■ **Source data**
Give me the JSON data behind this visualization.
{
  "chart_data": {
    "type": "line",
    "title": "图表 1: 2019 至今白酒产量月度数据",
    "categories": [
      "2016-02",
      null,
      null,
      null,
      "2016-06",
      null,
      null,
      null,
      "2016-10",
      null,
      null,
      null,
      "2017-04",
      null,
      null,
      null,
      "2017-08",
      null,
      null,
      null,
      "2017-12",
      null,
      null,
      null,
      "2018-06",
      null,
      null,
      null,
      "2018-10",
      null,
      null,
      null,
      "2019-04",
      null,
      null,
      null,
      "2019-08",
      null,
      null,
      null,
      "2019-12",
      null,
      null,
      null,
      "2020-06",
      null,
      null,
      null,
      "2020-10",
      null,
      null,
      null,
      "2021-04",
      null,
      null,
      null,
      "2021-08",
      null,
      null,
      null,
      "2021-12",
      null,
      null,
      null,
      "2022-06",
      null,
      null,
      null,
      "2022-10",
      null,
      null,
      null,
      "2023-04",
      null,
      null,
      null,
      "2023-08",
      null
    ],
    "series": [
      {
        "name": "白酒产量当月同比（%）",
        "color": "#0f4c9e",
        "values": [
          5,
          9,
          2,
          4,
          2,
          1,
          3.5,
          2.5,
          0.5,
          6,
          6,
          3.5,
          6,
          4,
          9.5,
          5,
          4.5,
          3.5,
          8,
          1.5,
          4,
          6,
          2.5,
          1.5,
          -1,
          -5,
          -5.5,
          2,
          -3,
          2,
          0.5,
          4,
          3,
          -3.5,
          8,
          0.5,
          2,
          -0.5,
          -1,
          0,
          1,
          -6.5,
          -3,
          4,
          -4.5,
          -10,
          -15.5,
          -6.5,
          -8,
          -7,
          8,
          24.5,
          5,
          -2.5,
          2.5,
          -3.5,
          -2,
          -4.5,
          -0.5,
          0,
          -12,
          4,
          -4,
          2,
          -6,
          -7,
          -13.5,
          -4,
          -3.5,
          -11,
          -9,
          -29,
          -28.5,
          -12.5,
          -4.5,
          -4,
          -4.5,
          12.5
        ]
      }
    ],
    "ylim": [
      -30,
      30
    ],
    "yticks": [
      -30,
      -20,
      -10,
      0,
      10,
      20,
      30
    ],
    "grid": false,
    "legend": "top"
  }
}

■ **Problem description**
Print the listing above in full, exactly as it is.

■ **Exercise solution**
Give me the JSON data behind this visualization.
{
  "chart_data": {
    "type": "line",
    "title": "图表 1: 2019 至今白酒产量月度数据",
    "categories": [
      "2016-02",
      null,
      null,
      null,
      "2016-06",
      null,
      null,
      null,
      "2016-10",
      null,
      null,
      null,
      "2017-04",
      null,
      null,
      null,
      "2017-08",
      null,
      null,
      null,
      "2017-12",
      null,
      null,
      null,
      "2018-06",
      null,
      null,
      null,
      "2018-10",
      null,
      null,
      null,
      "2019-04",
      null,
      null,
      null,
      "2019-08",
      null,
      null,
      null,
      "2019-12",
      null,
      null,
      null,
      "2020-06",
      null,
      null,
      null,
      "2020-10",
      null,
      null,
      null,
      "2021-04",
      null,
      null,
      null,
      "2021-08",
      null,
      null,
      null,
      "2021-12",
      null,
      null,
      null,
      "2022-06",
      null,
      null,
      null,
      "2022-10",
      null,
      null,
      null,
      "2023-04",
      null,
      null,
      null,
      "2023-08",
      null
    ],
    "series": [
      {
        "name": "白酒产量当月同比（%）",
        "color": "#0f4c9e",
        "values": [
          5,
          9,
          2,
          4,
          2,
          1,
          3.5,
          2.5,
          0.5,
          6,
          6,
          3.5,
          6,
          4,
          9.5,
          5,
          4.5,
          3.5,
          8,
          1.5,
          4,
          6,
          2.5,
          1.5,
          -1,
          -5,
          -5.5,
          2,
          -3,
          2,
          0.5,
          4,
          3,
          -3.5,
          8,
          0.5,
          2,
          -0.5,
          -1,
          0,
          1,
          -6.5,
          -3,
          4,
          -4.5,
          -10,
          -15.5,
          -6.5,
          -8,
          -7,
          8,
          24.5,
          5,
          -2.5,
          2.5,
          -3.5,
          -2,
          -4.5,
          -0.5,
          0,
          -12,
          4,
          -4,
          2,
          -6,
          -7,
          -13.5,
          -4,
          -3.5,
          -11,
          -9,
          -29,
          -28.5,
          -12.5,
          -4.5,
          -4,
          -4.5,
          12.5
        ]
      }
    ],
    "ylim": [
      -30,
      30
    ],
    "yticks": [
      -30,
      -20,
      -10,
      0,
      10,
      20,
      30
    ],
    "grid": false,
    "legend": "top"
  }
}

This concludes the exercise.